§ **EXERCISE GOAL**
In the data below, find every line with the string "silent" and pull it out.
----
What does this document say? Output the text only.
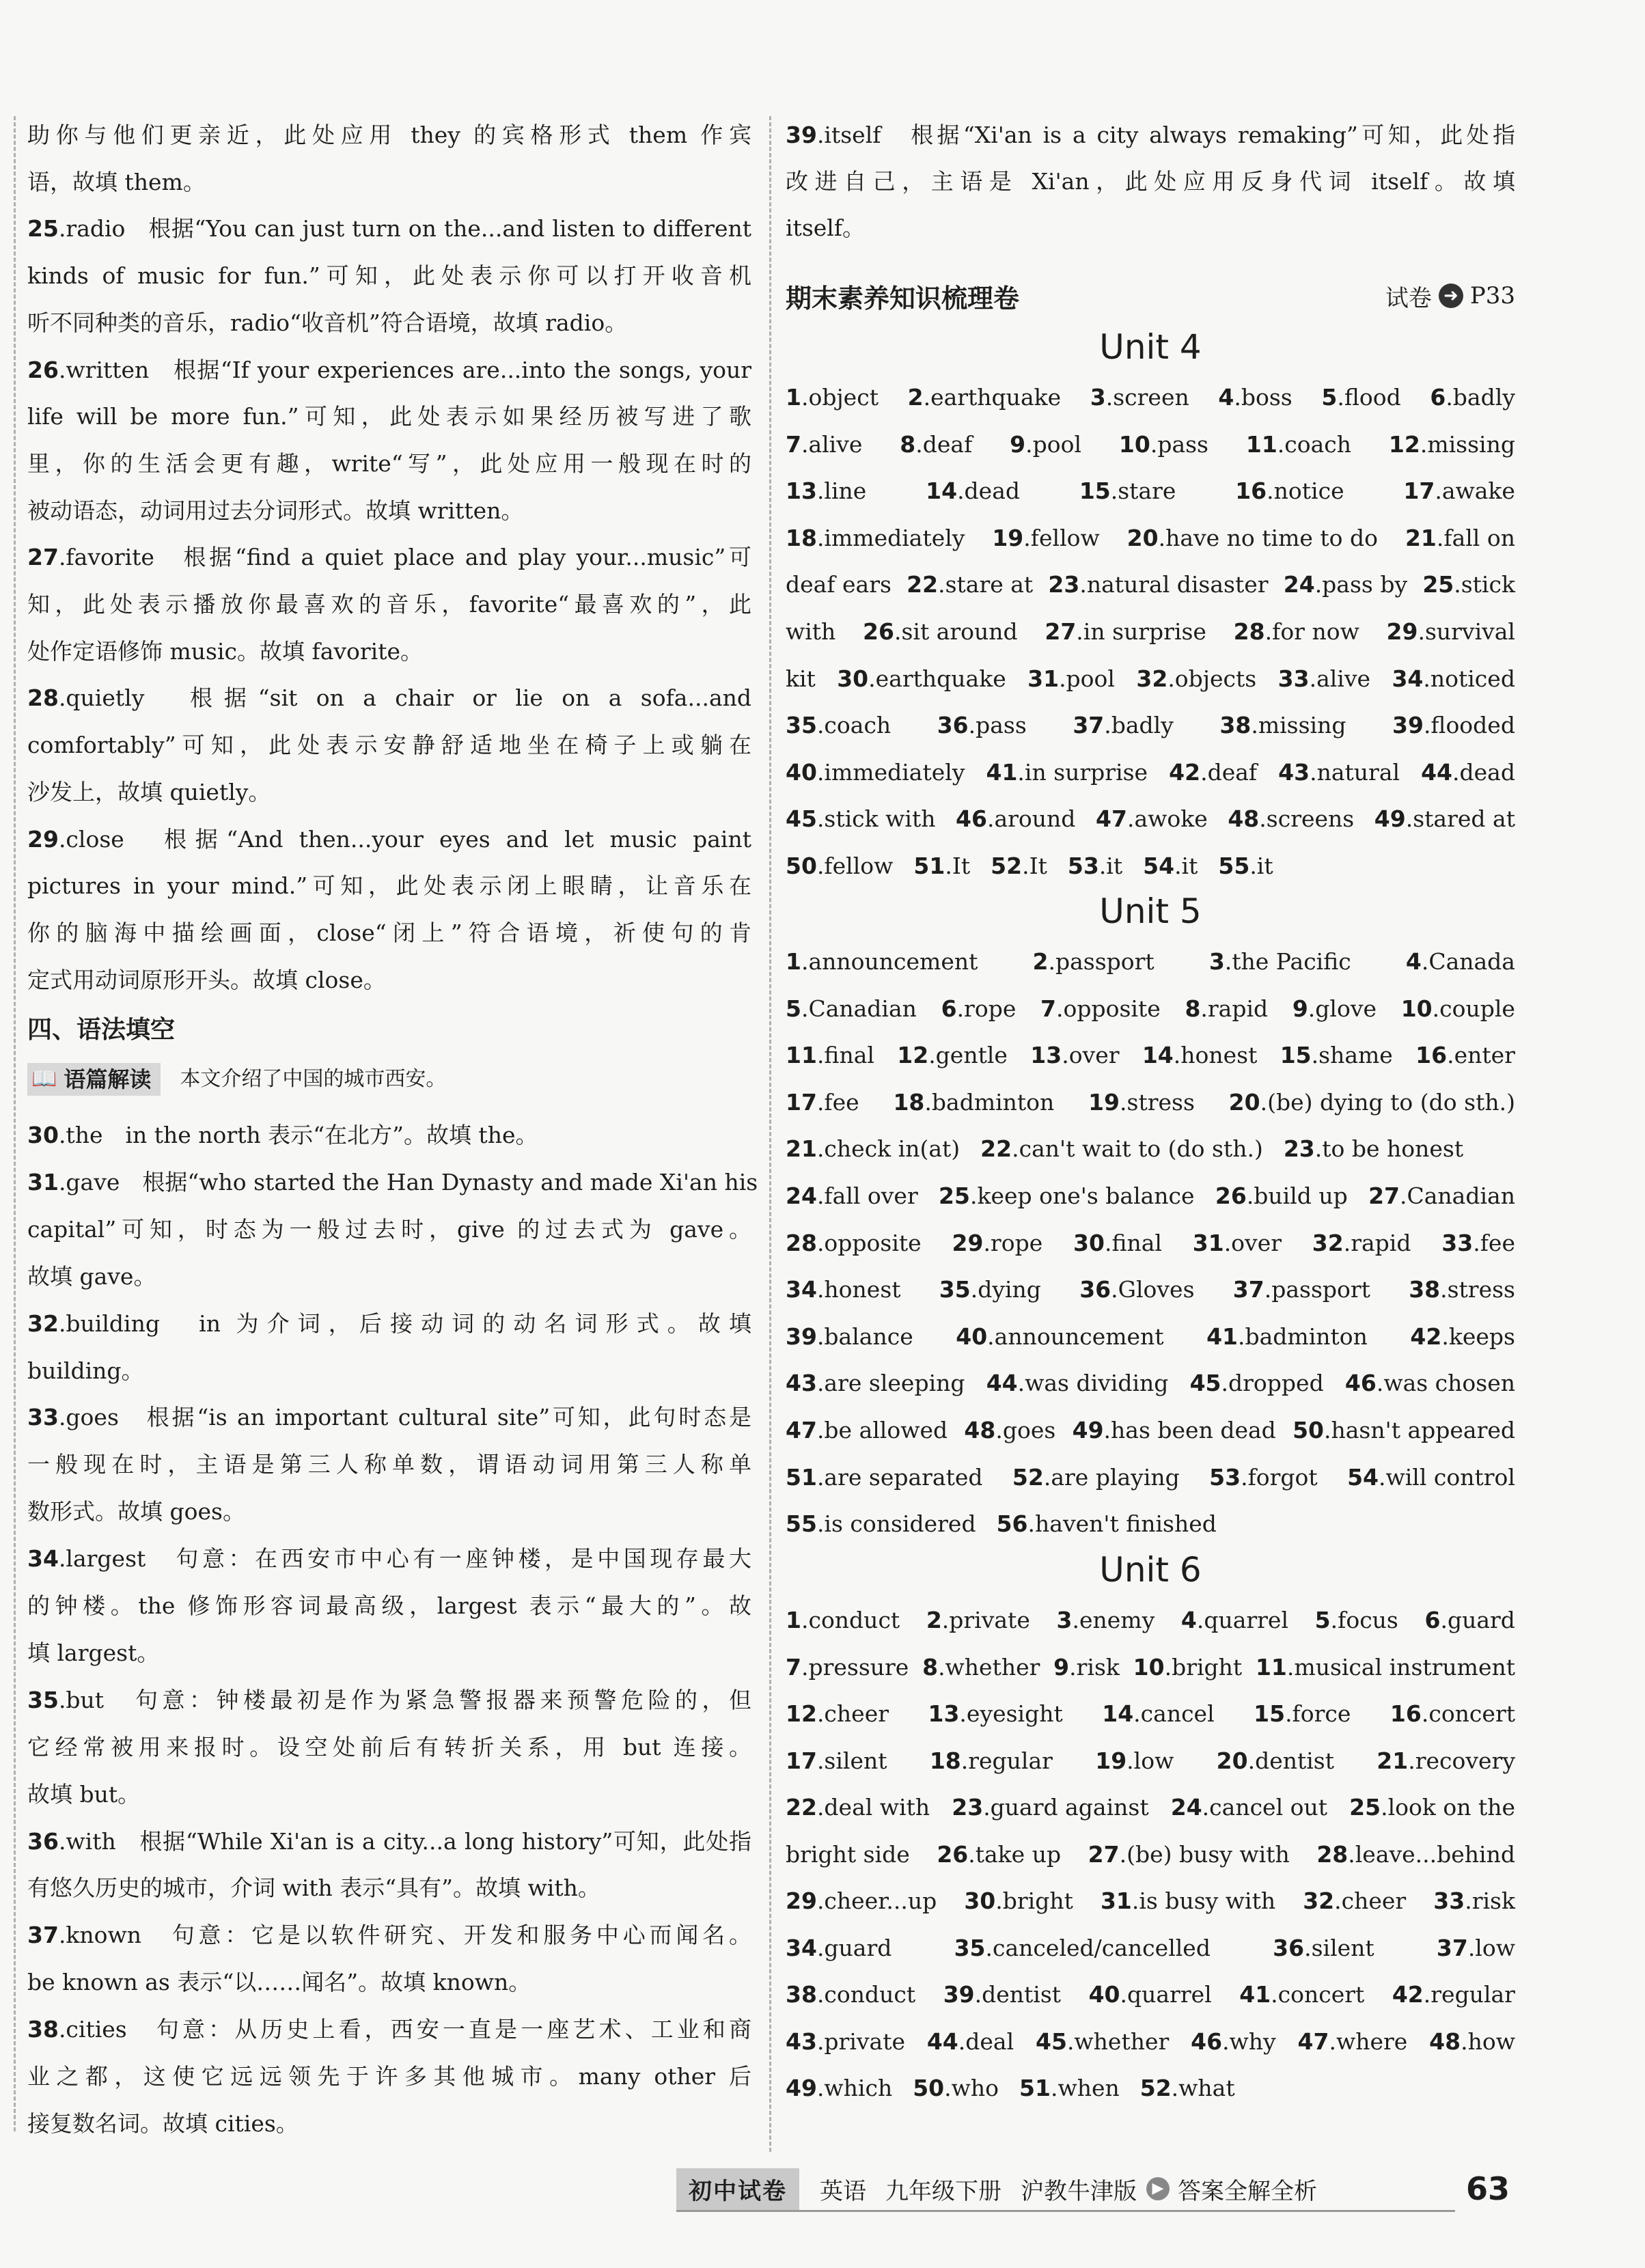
助你与他们更亲近，此处应用 they 的宾格形式 them 作宾
语，故填 them。
25.radio　根据“You can just turn on the...and listen to different
kinds of music for fun.”可知，此处表示你可以打开收音机
听不同种类的音乐，radio“收音机”符合语境，故填 radio。
26.written　根据“If your experiences are...into the songs, your
life will be more fun.”可知，此处表示如果经历被写进了歌
里，你的生活会更有趣，write“写”，此处应用一般现在时的
被动语态，动词用过去分词形式。故填 written。
27.favorite　根据“find a quiet place and play your...music”可
知，此处表示播放你最喜欢的音乐，favorite“最喜欢的”，此
处作定语修饰 music。故填 favorite。
28.quietly　根据“sit on a chair or lie on a sofa...and
comfortably”可知，此处表示安静舒适地坐在椅子上或躺在
沙发上，故填 quietly。
29.close　根据“And then...your eyes and let music paint
pictures in your mind.”可知，此处表示闭上眼睛，让音乐在
你的脑海中描绘画面，close“闭上”符合语境，祈使句的肯
定式用动词原形开头。故填 close。
四、语法填空
📖 语篇解读 本文介绍了中国的城市西安。
30.the　in the north 表示“在北方”。故填 the。
31.gave　根据“who started the Han Dynasty and made Xi'an his
capital”可知，时态为一般过去时，give 的过去式为 gave。
故填 gave。
32.building　in 为介词，后接动词的动名词形式。故填
building。
33.goes　根据“is an important cultural site”可知，此句时态是
一般现在时，主语是第三人称单数，谓语动词用第三人称单
数形式。故填 goes。
34.largest　句意：在西安市中心有一座钟楼，是中国现存最大
的钟楼。the 修饰形容词最高级，largest 表示“最大的”。故
填 largest。
35.but　句意：钟楼最初是作为紧急警报器来预警危险的，但
它经常被用来报时。设空处前后有转折关系，用 but 连接。
故填 but。
36.with　根据“While Xi'an is a city...a long history”可知，此处指
有悠久历史的城市，介词 with 表示“具有”。故填 with。
37.known　句意：它是以软件研究、开发和服务中心而闻名。
be known as 表示“以……闻名”。故填 known。
38.cities　句意：从历史上看，西安一直是一座艺术、工业和商
业之都，这使它远远领先于许多其他城市。many other 后
接复数名词。故填 cities。
期末素养知识梳理卷	试卷 ➜ P33
Unit 4
Unit 5
Unit 6
39.itself　根据“Xi'an is a city always remaking”可知，此处指
改进自己，主语是 Xi'an，此处应用反身代词 itself。故填
itself。
1.object 2.earthquake 3.screen 4.boss 5.flood 6.badly
7.alive 8.deaf 9.pool 10.pass 11.coach 12.missing
13.line	14.dead	15.stare	16.notice	17.awake
18.immediately 19.fellow 20.have no time to do 21.fall on
deaf ears 22.stare at 23.natural disaster 24.pass by 25.stick
with 26.sit around 27.in surprise 28.for now 29.survival
kit 30.earthquake 31.pool 32.objects 33.alive 34.noticed
35.coach 36.pass 37.badly 38.missing 39.flooded
40.immediately 41.in surprise 42.deaf 43.natural 44.dead
45.stick with 46.around 47.awoke 48.screens 49.stared at
50.fellow 51.It 52.It 53.it 54.it 55.it
1.announcement 2.passport 3.the Pacific 4.Canada
5.Canadian 6.rope 7.opposite 8.rapid 9.glove 10.couple
11.final 12.gentle 13.over 14.honest 15.shame 16.enter
17.fee 18.badminton 19.stress 20.(be) dying to (do sth.)
21.check in(at) 22.can't wait to (do sth.) 23.to be honest
24.fall over 25.keep one's balance 26.build up 27.Canadian
28.opposite 29.rope 30.final 31.over 32.rapid 33.fee
34.honest 35.dying 36.Gloves 37.passport 38.stress
39.balance 40.announcement 41.badminton 42.keeps
43.are sleeping 44.was dividing 45.dropped 46.was chosen
47.be allowed 48.goes 49.has been dead 50.hasn't appeared
51.are separated 52.are playing 53.forgot 54.will control
55.is considered 56.haven't finished
1.conduct 2.private 3.enemy 4.quarrel 5.focus 6.guard
7.pressure 8.whether 9.risk 10.bright 11.musical instrument
12.cheer 13.eyesight 14.cancel 15.force 16.concert
17.silent 18.regular 19.low 20.dentist 21.recovery
22.deal with 23.guard against 24.cancel out 25.look on the
bright side 26.take up 27.(be) busy with 28.leave...behind
29.cheer...up 30.bright 31.is busy with 32.cheer 33.risk
34.guard	35.canceled/cancelled	36.silent	37.low
38.conduct 39.dentist 40.quarrel 41.concert 42.regular
43.private 44.deal 45.whether 46.why 47.where 48.how
49.which 50.who 51.when 52.what
初中试卷	英语 九年级下册 沪教牛津版	▶ 答案全解全析	63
----
§ **RIGHT ANSWER**
17.silent 18.regular 19.low 20.dentist 21.recovery
34.guard	35.canceled/cancelled	36.silent	37.low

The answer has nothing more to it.